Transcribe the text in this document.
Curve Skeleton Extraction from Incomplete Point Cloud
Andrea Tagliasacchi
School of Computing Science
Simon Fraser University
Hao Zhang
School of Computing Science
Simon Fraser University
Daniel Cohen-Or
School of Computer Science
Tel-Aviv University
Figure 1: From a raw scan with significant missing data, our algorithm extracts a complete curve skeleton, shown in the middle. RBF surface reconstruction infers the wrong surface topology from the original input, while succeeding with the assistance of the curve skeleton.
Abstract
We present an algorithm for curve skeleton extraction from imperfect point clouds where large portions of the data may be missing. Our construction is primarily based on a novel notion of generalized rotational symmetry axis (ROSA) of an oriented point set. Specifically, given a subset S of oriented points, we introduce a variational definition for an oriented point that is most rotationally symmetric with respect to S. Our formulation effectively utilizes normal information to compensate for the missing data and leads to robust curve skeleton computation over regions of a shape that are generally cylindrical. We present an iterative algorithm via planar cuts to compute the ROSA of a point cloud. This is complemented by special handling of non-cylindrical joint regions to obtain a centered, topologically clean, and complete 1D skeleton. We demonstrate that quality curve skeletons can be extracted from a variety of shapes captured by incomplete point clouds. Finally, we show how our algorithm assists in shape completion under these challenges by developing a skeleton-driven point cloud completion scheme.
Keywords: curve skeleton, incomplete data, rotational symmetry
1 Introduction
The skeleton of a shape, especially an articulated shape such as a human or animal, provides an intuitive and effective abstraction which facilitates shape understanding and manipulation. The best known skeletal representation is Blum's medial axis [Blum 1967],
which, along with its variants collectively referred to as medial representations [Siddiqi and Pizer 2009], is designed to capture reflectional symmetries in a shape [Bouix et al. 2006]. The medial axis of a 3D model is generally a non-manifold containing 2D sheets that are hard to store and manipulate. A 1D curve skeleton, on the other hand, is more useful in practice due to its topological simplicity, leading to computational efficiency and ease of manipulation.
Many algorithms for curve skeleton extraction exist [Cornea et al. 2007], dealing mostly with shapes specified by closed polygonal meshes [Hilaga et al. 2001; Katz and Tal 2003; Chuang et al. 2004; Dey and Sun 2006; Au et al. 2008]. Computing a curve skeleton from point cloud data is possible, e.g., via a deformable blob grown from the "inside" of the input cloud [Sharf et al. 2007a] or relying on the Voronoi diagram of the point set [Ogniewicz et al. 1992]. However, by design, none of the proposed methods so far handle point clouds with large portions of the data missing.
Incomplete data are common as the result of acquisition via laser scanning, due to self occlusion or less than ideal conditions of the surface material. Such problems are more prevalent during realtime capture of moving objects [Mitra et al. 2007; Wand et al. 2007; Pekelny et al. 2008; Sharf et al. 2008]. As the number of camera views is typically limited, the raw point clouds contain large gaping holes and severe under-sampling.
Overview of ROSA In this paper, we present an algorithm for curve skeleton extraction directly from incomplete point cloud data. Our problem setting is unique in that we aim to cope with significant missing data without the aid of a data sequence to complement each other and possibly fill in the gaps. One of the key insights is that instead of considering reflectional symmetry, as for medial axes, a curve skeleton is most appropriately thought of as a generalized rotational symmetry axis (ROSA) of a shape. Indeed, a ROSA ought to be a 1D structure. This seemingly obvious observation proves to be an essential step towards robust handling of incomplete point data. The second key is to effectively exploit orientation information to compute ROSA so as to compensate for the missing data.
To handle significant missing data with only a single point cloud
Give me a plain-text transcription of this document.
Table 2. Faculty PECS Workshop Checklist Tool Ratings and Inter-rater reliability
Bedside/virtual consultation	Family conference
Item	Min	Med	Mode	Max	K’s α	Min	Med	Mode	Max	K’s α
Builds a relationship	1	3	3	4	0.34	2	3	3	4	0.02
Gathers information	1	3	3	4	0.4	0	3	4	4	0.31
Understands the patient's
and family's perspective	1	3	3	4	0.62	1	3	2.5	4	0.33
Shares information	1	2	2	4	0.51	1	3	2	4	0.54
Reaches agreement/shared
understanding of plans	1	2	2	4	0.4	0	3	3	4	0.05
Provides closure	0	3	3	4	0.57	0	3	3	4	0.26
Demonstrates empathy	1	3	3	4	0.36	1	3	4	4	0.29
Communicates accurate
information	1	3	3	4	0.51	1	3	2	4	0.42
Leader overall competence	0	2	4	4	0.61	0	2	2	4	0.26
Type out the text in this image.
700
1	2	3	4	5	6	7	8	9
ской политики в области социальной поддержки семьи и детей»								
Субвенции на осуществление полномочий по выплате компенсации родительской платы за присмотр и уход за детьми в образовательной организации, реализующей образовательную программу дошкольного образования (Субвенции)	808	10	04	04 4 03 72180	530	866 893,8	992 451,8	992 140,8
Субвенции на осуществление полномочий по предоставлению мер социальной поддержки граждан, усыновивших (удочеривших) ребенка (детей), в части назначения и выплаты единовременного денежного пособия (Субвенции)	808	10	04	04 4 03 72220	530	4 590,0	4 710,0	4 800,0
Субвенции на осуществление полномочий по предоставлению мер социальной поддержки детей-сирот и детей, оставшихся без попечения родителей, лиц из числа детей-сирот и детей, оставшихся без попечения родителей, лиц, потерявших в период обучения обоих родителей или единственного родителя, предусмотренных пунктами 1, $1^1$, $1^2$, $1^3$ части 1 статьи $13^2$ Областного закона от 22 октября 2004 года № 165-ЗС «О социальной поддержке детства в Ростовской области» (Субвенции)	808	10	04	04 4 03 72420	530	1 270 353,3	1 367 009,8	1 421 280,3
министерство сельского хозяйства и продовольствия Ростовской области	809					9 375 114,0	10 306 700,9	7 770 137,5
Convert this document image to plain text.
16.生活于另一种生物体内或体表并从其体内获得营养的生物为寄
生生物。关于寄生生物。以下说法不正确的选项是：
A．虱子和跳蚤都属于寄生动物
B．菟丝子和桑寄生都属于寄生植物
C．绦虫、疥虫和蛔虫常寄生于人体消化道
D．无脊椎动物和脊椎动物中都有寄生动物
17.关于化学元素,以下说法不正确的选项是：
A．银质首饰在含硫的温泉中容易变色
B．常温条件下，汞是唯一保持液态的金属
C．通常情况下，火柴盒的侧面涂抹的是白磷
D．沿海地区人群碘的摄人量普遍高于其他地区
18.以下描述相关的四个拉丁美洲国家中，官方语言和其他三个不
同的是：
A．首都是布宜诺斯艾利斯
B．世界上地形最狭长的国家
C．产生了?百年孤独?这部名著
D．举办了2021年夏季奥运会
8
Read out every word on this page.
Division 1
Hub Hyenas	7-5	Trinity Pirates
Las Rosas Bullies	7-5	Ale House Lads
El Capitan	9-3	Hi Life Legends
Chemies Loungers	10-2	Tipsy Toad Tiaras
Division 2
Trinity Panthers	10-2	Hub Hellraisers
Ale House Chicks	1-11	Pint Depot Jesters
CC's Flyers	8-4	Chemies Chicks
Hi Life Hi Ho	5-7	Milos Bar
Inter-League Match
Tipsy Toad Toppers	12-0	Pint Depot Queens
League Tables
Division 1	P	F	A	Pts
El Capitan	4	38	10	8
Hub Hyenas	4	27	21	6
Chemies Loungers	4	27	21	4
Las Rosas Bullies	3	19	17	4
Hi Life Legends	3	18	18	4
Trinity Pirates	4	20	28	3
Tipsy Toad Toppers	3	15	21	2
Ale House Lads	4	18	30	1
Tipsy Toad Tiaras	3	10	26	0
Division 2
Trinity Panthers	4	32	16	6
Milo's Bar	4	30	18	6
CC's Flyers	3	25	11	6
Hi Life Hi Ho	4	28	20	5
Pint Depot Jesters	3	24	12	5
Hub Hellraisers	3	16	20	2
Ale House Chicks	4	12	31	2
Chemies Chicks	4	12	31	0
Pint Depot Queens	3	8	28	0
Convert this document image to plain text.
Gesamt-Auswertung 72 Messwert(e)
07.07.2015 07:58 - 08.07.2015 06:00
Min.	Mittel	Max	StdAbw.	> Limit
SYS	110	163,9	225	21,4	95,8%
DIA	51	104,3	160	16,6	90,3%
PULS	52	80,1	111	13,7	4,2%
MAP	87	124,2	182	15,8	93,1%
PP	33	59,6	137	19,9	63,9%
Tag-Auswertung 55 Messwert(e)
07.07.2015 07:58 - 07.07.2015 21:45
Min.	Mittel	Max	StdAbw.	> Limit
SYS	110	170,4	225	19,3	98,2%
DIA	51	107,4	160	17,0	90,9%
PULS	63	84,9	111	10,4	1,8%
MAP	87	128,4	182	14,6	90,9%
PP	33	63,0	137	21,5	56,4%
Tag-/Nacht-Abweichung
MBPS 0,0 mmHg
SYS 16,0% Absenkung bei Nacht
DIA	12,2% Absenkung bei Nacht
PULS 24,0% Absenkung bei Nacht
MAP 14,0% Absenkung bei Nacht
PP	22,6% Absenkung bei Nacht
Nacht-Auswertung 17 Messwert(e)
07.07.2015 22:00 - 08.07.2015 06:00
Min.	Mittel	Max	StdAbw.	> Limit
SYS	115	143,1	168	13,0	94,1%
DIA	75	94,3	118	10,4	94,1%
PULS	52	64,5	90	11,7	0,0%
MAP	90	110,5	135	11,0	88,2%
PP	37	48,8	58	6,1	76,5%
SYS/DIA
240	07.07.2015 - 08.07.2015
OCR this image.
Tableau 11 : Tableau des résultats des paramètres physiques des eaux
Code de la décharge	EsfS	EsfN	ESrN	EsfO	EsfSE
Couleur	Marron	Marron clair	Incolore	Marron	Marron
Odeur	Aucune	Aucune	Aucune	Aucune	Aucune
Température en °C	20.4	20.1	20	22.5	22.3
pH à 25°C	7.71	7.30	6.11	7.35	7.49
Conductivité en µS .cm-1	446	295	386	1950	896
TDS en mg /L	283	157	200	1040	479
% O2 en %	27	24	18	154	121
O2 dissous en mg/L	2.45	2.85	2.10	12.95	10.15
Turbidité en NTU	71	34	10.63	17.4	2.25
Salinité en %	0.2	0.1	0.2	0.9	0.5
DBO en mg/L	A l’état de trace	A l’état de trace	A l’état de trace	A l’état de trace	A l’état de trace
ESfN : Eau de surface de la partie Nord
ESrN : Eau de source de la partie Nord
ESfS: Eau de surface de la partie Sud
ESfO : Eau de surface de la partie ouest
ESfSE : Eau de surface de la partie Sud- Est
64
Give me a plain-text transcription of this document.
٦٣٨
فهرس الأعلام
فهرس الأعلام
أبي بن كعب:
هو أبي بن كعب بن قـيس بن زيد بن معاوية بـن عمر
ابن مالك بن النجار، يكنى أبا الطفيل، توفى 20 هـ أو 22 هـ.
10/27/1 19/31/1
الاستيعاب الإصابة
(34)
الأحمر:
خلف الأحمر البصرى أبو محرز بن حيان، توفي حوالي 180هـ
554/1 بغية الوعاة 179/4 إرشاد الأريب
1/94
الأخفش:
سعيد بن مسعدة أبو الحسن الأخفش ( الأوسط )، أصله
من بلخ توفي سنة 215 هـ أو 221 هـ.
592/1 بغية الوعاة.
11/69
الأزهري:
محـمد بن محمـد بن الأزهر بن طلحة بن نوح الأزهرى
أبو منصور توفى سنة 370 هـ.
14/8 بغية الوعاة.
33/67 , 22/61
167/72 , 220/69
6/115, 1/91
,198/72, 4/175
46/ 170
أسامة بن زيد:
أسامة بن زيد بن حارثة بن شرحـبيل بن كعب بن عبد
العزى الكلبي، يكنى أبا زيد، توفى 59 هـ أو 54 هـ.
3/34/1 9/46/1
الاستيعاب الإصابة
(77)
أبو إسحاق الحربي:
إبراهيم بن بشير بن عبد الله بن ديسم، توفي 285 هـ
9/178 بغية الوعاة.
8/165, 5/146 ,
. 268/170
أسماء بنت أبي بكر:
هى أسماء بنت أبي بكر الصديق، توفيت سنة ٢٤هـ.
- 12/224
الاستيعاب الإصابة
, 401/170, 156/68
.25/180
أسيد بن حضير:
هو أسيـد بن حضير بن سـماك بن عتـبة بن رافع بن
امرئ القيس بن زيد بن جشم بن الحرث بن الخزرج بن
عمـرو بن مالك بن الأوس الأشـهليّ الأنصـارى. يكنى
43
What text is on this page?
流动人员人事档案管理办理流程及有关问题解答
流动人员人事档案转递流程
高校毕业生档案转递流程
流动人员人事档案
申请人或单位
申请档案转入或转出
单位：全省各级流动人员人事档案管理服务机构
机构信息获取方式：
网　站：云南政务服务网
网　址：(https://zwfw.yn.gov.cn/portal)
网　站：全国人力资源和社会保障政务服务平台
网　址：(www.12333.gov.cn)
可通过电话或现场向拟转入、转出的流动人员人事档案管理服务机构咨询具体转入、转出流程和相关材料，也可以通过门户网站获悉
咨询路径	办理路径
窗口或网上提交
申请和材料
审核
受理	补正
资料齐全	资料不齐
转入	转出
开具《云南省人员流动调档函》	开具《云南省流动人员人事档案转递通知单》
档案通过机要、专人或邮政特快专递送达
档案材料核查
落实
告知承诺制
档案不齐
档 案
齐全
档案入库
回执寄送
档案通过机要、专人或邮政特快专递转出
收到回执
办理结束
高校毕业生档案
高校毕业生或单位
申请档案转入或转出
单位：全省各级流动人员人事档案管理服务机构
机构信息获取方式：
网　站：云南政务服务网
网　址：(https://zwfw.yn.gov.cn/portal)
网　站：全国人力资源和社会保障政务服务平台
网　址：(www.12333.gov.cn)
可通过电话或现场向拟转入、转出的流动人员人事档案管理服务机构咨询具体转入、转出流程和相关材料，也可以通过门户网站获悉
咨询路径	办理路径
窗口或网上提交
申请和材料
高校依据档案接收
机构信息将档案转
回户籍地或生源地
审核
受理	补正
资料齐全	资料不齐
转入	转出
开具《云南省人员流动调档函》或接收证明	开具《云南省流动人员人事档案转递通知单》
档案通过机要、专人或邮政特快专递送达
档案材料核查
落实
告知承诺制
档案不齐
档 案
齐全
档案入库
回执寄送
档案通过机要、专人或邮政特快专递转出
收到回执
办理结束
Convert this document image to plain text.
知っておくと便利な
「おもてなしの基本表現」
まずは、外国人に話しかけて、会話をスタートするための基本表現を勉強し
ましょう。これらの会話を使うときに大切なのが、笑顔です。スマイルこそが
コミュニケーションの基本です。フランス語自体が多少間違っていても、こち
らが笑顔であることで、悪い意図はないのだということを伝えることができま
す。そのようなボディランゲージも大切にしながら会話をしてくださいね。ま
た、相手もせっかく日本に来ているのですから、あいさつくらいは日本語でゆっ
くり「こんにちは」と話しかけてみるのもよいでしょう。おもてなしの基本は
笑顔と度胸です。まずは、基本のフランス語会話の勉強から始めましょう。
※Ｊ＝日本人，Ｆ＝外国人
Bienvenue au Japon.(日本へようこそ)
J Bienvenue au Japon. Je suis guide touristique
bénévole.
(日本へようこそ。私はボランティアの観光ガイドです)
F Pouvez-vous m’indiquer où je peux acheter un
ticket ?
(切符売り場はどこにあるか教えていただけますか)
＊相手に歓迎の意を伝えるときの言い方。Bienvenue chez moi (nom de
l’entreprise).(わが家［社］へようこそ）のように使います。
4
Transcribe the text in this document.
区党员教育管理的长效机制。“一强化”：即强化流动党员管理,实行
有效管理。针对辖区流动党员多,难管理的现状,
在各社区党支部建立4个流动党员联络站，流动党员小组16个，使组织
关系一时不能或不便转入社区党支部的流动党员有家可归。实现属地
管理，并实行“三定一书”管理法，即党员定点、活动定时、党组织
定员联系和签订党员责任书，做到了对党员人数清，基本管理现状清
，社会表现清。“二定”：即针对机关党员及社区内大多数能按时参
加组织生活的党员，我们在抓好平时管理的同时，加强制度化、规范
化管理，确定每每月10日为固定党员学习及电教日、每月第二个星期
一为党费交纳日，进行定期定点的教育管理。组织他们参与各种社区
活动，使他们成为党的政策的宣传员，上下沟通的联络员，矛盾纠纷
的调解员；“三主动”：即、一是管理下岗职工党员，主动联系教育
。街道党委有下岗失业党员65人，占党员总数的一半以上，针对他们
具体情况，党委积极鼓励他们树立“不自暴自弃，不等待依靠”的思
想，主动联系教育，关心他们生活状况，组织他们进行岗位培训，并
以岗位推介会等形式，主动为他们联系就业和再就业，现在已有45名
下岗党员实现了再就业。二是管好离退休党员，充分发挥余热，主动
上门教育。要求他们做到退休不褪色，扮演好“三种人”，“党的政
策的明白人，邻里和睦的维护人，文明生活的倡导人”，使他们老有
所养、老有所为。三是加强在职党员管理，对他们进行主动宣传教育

**Work to be completed:**
Copy all lines from the material that hold "بغية".

**Finished task:**
554/1 بغية الوعاة 179/4 إرشاد الأريب
592/1 بغية الوعاة.
14/8 بغية الوعاة.
9/178 بغية الوعاة.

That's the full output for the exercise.